What you will do. Produce a word-for-word copy of the listing below without its pictures.

Supplied data.
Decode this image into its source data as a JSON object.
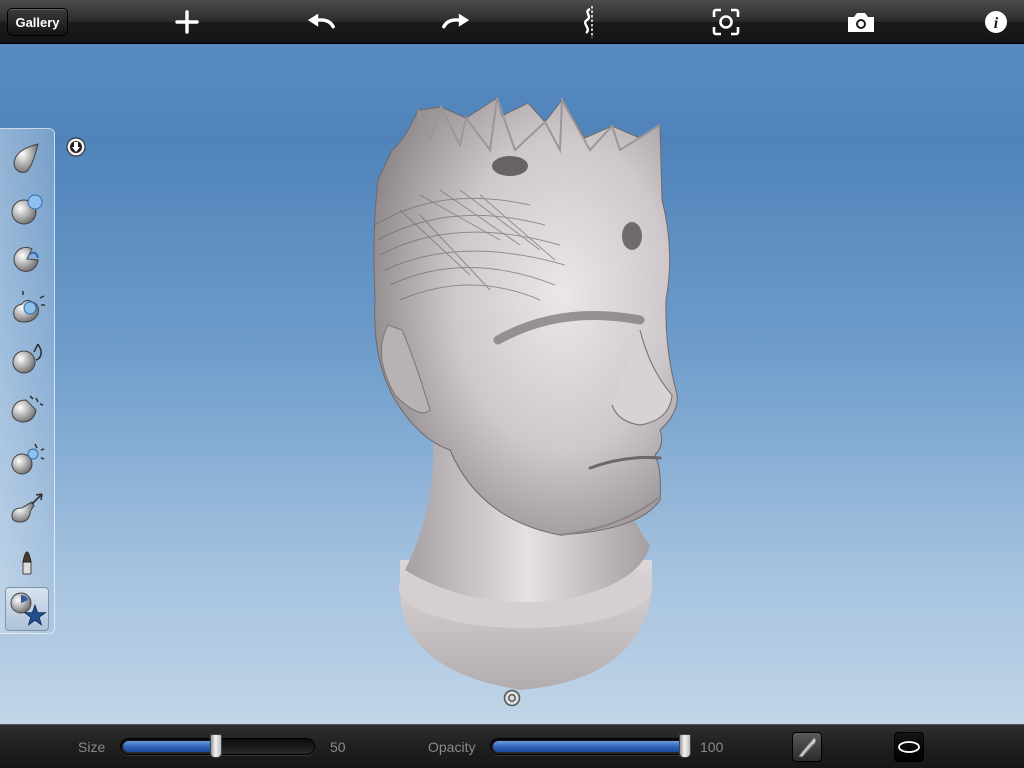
{
  "toolbar": {
    "gallery_label": "Gallery",
    "icons": [
      "add-icon",
      "undo-icon",
      "redo-icon",
      "symmetry-icon",
      "focus-icon",
      "camera-icon",
      "info-icon"
    ]
  },
  "palette": {
    "tools": [
      {
        "name": "draw-tool-icon"
      },
      {
        "name": "inflate-tool-icon"
      },
      {
        "name": "pinch-tool-icon"
      },
      {
        "name": "smooth-tool-icon"
      },
      {
        "name": "grab-tool-icon"
      },
      {
        "name": "flatten-tool-icon"
      },
      {
        "name": "crease-tool-icon"
      },
      {
        "name": "move-tool-icon"
      },
      {
        "name": "paint-tool-icon"
      },
      {
        "name": "stamp-tool-icon",
        "active": true
      }
    ]
  },
  "bottombar": {
    "size_label": "Size",
    "size_value": "50",
    "size_level": 0.49,
    "opacity_label": "Opacity",
    "opacity_value": "100",
    "opacity_level": 1.0
  },
  "colors": {
    "toolbar_bg": "#1b1b1b",
    "viewport_top": "#4f83ba",
    "viewport_bottom": "#c9daea",
    "slider_fill": "#2f63b8"
  }
}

Result.
Decode this image into its source data as a JSON object.
{
  "toolbar": {
    "gallery_label": "Gallery",
    "icons": [
      "add-icon",
      "undo-icon",
      "redo-icon",
      "symmetry-icon",
      "focus-icon",
      "camera-icon",
      "info-icon"
    ]
  },
  "palette": {
    "tools": [
      {
        "name": "draw-tool-icon"
      },
      {
        "name": "inflate-tool-icon"
      },
      {
        "name": "pinch-tool-icon"
      },
      {
        "name": "smooth-tool-icon"
      },
      {
        "name": "grab-tool-icon"
      },
      {
        "name": "flatten-tool-icon"
      },
      {
        "name": "crease-tool-icon"
      },
      {
        "name": "move-tool-icon"
      },
      {
        "name": "paint-tool-icon"
      },
      {
        "name": "stamp-tool-icon",
        "active": true
      }
    ]
  },
  "bottombar": {
    "size_label": "Size",
    "size_value": "50",
    "size_level": 0.49,
    "opacity_label": "Opacity",
    "opacity_value": "100",
    "opacity_level": 1.0
  },
  "colors": {
    "toolbar_bg": "#1b1b1b",
    "viewport_top": "#4f83ba",
    "viewport_bottom": "#c9daea",
    "slider_fill": "#2f63b8"
  }
}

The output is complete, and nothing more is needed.